[Stored items]
-- begin --

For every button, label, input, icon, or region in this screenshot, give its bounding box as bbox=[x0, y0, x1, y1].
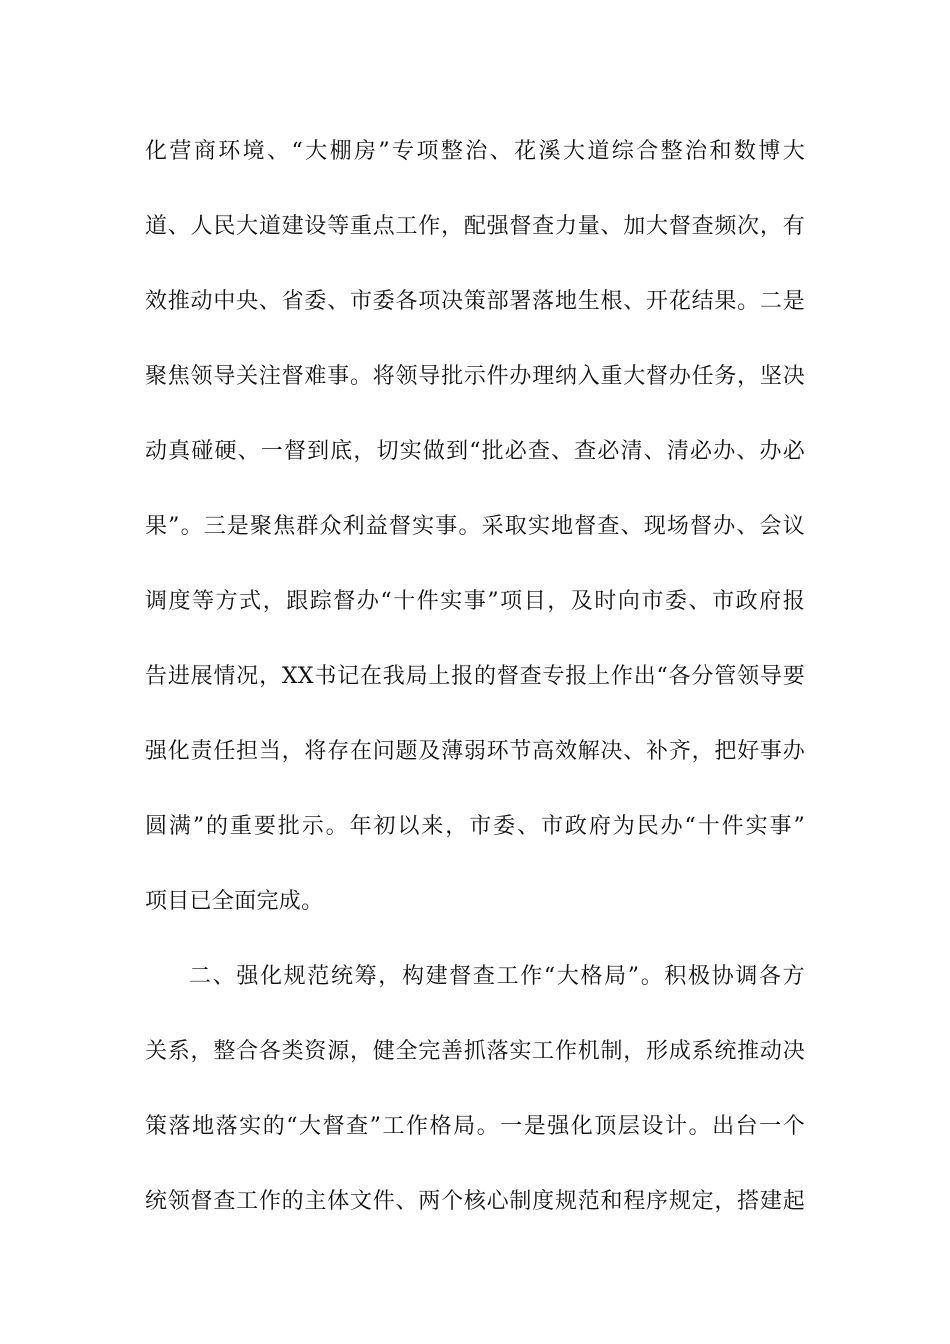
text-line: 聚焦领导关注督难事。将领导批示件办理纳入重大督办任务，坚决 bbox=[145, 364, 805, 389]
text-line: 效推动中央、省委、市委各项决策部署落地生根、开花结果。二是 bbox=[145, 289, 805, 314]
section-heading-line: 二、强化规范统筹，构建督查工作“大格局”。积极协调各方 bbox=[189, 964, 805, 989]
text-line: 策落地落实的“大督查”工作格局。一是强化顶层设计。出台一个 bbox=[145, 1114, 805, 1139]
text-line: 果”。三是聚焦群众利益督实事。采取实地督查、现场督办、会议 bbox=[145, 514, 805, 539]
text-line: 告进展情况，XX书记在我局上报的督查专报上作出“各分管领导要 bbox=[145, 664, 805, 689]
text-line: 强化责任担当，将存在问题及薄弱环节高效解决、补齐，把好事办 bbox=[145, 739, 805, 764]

-- end --

● Task to carry out
Reproduce every line of the listing above word for word, leaving out the pictures.

● Result for this task
For every button, label, input, icon, or region in this screenshot, give its bounding box as bbox=[x0, y0, x1, y1].
text-line: 聚焦领导关注督难事。将领导批示件办理纳入重大督办任务，坚决 bbox=[145, 364, 805, 389]
text-line: 效推动中央、省委、市委各项决策部署落地生根、开花结果。二是 bbox=[145, 289, 805, 314]
section-heading-line: 二、强化规范统筹，构建督查工作“大格局”。积极协调各方 bbox=[189, 964, 805, 989]
text-line: 策落地落实的“大督查”工作格局。一是强化顶层设计。出台一个 bbox=[145, 1114, 805, 1139]
text-line: 果”。三是聚焦群众利益督实事。采取实地督查、现场督办、会议 bbox=[145, 514, 805, 539]
text-line: 告进展情况，XX书记在我局上报的督查专报上作出“各分管领导要 bbox=[145, 664, 805, 689]
text-line: 强化责任担当，将存在问题及薄弱环节高效解决、补齐，把好事办 bbox=[145, 739, 805, 764]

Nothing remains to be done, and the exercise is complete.